§ Task to carry out
Identify every line in the records below that contains the word "xlabel", and reproduce each one.

§ Record set
□ □ □
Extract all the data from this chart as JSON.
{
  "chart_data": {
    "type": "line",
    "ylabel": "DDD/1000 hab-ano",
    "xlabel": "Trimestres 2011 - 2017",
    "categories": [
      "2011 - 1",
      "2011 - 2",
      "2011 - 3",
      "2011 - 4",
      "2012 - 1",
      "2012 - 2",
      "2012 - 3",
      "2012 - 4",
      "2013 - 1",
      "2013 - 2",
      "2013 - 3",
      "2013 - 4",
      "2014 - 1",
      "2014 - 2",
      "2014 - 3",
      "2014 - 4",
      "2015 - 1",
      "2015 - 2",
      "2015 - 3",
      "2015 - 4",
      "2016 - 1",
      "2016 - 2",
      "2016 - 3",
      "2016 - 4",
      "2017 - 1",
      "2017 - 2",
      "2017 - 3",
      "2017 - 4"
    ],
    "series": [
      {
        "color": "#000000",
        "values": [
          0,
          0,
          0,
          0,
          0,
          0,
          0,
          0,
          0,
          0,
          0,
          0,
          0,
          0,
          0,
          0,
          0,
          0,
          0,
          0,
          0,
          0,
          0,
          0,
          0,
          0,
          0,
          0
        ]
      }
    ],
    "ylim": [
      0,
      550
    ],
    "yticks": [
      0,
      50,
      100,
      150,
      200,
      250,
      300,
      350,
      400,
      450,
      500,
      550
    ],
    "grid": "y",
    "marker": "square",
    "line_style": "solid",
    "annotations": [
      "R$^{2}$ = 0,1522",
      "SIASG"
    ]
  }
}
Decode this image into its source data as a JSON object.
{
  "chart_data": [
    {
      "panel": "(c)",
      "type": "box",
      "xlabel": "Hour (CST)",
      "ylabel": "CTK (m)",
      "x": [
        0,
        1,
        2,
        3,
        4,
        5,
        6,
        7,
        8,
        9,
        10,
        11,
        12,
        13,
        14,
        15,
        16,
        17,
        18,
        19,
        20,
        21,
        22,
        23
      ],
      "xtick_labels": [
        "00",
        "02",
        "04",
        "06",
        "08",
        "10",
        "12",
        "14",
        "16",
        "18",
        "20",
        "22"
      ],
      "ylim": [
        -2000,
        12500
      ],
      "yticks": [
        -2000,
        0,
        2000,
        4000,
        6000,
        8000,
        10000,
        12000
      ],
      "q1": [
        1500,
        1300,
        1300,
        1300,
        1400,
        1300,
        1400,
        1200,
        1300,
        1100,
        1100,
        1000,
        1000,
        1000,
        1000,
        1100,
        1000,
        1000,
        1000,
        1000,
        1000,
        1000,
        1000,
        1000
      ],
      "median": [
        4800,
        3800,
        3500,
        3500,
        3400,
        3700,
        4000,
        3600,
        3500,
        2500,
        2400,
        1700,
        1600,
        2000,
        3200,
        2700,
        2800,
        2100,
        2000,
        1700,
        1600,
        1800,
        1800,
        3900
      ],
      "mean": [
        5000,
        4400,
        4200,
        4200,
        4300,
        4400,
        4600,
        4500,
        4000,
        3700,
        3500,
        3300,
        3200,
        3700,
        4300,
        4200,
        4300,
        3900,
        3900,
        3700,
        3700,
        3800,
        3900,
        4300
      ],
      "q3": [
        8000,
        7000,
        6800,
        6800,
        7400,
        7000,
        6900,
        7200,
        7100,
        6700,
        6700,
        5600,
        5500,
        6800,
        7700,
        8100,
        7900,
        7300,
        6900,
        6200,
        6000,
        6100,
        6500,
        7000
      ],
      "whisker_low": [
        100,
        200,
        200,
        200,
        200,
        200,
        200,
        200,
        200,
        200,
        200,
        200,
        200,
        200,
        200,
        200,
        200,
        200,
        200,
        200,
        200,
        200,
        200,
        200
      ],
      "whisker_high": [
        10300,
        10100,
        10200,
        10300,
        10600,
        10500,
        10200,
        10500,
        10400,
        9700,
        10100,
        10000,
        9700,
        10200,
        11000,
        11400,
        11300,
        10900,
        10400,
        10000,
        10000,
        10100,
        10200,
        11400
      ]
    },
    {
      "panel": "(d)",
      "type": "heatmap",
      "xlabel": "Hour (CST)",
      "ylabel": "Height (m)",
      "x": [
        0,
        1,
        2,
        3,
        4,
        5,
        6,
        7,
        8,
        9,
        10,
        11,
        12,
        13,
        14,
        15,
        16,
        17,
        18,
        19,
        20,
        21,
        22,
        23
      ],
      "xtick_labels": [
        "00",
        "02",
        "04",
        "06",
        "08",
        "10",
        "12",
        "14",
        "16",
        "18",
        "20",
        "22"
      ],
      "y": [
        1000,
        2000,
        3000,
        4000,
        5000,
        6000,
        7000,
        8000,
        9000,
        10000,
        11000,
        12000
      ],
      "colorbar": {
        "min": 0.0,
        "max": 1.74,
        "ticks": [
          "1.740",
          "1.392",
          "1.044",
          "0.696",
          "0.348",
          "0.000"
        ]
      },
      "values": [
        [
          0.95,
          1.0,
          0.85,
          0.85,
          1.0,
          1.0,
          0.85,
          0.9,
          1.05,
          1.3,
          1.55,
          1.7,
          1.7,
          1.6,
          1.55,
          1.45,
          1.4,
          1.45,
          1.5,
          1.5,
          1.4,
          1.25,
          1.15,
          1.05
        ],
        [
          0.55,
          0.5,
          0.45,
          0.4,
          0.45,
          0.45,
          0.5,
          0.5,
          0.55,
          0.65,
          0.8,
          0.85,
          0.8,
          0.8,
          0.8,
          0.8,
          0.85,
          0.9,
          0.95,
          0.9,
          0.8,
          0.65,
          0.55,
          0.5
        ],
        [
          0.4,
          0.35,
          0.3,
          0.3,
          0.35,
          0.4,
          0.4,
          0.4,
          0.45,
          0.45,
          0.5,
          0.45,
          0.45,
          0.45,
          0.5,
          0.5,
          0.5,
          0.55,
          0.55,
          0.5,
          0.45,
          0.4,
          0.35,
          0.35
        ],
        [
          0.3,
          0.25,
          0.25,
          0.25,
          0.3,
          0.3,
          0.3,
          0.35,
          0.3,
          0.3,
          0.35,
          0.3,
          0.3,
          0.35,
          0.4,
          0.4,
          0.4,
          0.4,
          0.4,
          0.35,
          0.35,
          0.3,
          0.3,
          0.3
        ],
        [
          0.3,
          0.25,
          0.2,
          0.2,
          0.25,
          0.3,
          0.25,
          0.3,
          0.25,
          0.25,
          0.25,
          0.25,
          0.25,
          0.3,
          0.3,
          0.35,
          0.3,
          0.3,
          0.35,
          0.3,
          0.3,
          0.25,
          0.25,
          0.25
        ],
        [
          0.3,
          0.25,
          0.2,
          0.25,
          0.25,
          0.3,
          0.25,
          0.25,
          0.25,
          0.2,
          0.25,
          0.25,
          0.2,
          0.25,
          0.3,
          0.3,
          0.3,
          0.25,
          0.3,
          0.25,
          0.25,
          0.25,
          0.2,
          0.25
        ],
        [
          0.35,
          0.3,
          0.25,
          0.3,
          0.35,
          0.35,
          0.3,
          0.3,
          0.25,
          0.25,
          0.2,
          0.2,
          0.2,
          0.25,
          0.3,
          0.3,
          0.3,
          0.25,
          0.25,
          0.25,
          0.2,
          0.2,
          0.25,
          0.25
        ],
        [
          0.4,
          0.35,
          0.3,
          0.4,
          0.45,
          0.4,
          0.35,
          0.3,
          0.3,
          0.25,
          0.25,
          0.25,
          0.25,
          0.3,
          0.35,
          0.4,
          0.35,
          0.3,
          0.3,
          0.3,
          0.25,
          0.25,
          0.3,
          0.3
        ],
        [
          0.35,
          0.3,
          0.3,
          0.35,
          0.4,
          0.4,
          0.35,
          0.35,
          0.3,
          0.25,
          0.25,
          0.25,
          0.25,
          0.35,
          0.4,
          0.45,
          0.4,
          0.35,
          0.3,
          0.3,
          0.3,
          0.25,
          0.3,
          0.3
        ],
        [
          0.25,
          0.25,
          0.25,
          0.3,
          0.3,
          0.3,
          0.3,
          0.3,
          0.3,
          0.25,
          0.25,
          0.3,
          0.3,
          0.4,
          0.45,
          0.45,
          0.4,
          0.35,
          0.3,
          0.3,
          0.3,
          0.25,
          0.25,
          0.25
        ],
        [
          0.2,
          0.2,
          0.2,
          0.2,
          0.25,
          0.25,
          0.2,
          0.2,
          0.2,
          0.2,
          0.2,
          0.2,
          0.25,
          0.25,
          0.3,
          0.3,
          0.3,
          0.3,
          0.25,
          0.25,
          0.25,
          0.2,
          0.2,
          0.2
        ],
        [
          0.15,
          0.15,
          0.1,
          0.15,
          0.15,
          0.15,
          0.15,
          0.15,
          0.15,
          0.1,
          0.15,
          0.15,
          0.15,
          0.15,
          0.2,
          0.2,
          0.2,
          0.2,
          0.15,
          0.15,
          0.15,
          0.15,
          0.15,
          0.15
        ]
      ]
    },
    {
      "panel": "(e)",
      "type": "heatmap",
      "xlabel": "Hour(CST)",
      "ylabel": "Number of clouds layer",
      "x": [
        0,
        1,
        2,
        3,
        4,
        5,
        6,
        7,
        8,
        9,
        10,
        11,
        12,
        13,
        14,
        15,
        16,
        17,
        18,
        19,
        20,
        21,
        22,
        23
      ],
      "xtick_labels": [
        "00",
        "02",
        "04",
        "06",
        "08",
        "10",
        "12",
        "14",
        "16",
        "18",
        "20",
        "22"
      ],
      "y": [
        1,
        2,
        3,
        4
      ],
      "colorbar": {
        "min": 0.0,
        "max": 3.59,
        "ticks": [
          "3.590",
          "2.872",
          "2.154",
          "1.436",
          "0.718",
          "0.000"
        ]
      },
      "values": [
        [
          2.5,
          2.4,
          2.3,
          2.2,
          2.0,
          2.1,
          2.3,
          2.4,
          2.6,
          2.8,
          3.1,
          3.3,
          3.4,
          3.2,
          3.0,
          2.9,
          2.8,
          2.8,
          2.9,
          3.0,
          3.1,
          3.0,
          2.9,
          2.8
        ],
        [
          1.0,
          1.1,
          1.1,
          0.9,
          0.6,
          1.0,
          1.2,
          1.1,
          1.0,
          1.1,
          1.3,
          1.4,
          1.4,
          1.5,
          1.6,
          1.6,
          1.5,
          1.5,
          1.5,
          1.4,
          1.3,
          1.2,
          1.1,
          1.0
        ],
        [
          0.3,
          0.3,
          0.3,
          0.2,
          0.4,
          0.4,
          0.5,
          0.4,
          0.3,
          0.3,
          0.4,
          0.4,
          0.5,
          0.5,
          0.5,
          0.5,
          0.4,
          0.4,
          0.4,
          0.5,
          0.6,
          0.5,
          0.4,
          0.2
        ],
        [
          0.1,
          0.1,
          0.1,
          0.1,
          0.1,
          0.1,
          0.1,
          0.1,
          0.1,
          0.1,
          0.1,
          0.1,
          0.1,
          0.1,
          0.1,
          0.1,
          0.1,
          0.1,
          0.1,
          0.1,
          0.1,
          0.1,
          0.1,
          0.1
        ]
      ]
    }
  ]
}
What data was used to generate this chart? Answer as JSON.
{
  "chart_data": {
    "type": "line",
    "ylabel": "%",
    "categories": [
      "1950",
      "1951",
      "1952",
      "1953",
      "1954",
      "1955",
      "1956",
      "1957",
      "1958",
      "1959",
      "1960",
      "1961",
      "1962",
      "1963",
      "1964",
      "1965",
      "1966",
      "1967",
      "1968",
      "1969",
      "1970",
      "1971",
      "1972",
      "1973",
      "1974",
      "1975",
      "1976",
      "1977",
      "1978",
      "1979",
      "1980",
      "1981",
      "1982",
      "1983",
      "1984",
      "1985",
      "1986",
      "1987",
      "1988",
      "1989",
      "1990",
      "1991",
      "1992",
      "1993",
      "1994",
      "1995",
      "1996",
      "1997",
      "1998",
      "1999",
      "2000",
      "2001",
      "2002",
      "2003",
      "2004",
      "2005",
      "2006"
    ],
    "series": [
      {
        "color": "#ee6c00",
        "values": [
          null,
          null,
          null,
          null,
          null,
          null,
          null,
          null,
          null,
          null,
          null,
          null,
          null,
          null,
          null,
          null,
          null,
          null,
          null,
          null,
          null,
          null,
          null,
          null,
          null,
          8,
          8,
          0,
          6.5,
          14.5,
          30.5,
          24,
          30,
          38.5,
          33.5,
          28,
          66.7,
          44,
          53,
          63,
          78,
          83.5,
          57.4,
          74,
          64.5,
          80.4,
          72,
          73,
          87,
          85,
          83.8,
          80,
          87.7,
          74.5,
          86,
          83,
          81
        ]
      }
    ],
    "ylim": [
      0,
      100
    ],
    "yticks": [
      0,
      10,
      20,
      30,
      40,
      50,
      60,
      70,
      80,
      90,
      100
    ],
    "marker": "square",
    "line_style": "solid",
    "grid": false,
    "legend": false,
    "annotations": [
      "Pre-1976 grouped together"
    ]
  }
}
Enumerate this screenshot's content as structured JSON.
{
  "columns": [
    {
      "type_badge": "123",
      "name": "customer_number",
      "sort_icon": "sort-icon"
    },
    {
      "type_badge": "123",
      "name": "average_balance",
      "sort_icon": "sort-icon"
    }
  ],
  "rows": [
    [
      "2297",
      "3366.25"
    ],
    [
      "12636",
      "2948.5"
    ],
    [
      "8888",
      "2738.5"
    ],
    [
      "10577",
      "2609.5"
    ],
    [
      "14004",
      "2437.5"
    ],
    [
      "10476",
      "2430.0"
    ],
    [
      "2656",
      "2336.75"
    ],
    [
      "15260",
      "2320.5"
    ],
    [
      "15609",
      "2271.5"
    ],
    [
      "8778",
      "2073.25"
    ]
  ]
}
□ □ □
§ Answer in full
    "xlabel": "Trimestres 2011 - 2017",
      "xlabel": "Hour (CST)",
      "xlabel": "Hour (CST)",
      "xlabel": "Hour(CST)",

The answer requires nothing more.